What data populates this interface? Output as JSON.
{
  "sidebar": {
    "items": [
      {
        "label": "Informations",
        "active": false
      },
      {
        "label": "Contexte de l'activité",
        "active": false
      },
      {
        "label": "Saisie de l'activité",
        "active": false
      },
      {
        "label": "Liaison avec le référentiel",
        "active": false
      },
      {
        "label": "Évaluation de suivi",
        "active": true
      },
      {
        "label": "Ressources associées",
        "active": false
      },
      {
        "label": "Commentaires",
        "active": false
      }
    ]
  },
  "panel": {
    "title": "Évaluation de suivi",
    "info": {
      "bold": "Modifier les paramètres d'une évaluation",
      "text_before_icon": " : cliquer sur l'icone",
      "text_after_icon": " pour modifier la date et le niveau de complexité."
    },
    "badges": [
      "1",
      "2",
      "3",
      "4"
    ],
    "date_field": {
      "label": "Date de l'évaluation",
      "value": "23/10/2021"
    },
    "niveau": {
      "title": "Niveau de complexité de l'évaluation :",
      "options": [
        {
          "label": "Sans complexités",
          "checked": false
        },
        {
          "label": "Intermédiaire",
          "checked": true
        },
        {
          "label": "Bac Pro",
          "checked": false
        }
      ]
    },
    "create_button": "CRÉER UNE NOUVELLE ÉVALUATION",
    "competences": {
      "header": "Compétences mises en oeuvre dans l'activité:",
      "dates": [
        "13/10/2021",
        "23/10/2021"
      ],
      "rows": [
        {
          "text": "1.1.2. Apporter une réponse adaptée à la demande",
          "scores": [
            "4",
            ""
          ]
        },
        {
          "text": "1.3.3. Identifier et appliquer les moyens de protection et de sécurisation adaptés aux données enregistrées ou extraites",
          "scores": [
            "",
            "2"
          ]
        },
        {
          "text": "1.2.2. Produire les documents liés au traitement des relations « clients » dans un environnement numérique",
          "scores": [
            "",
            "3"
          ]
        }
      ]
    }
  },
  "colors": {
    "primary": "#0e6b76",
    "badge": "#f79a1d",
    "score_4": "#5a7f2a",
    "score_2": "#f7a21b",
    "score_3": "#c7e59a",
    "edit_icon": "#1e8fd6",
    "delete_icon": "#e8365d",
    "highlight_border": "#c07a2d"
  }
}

***

GIVEN PROBLEM → Print all the data exactly.

TASK RESULT →
What data populates this interface? Output as JSON.
{
  "sidebar": {
    "items": [
      {
        "label": "Informations",
        "active": false
      },
      {
        "label": "Contexte de l'activité",
        "active": false
      },
      {
        "label": "Saisie de l'activité",
        "active": false
      },
      {
        "label": "Liaison avec le référentiel",
        "active": false
      },
      {
        "label": "Évaluation de suivi",
        "active": true
      },
      {
        "label": "Ressources associées",
        "active": false
      },
      {
        "label": "Commentaires",
        "active": false
      }
    ]
  },
  "panel": {
    "title": "Évaluation de suivi",
    "info": {
      "bold": "Modifier les paramètres d'une évaluation",
      "text_before_icon": " : cliquer sur l'icone",
      "text_after_icon": " pour modifier la date et le niveau de complexité."
    },
    "badges": [
      "1",
      "2",
      "3",
      "4"
    ],
    "date_field": {
      "label": "Date de l'évaluation",
      "value": "23/10/2021"
    },
    "niveau": {
      "title": "Niveau de complexité de l'évaluation :",
      "options": [
        {
          "label": "Sans complexités",
          "checked": false
        },
        {
          "label": "Intermédiaire",
          "checked": true
        },
        {
          "label": "Bac Pro",
          "checked": false
        }
      ]
    },
    "create_button": "CRÉER UNE NOUVELLE ÉVALUATION",
    "competences": {
      "header": "Compétences mises en oeuvre dans l'activité:",
      "dates": [
        "13/10/2021",
        "23/10/2021"
      ],
      "rows": [
        {
          "text": "1.1.2. Apporter une réponse adaptée à la demande",
          "scores": [
            "4",
            ""
          ]
        },
        {
          "text": "1.3.3. Identifier et appliquer les moyens de protection et de sécurisation adaptés aux données enregistrées ou extraites",
          "scores": [
            "",
            "2"
          ]
        },
        {
          "text": "1.2.2. Produire les documents liés au traitement des relations « clients » dans un environnement numérique",
          "scores": [
            "",
            "3"
          ]
        }
      ]
    }
  },
  "colors": {
    "primary": "#0e6b76",
    "badge": "#f79a1d",
    "score_4": "#5a7f2a",
    "score_2": "#f7a21b",
    "score_3": "#c7e59a",
    "edit_icon": "#1e8fd6",
    "delete_icon": "#e8365d",
    "highlight_border": "#c07a2d"
  }
}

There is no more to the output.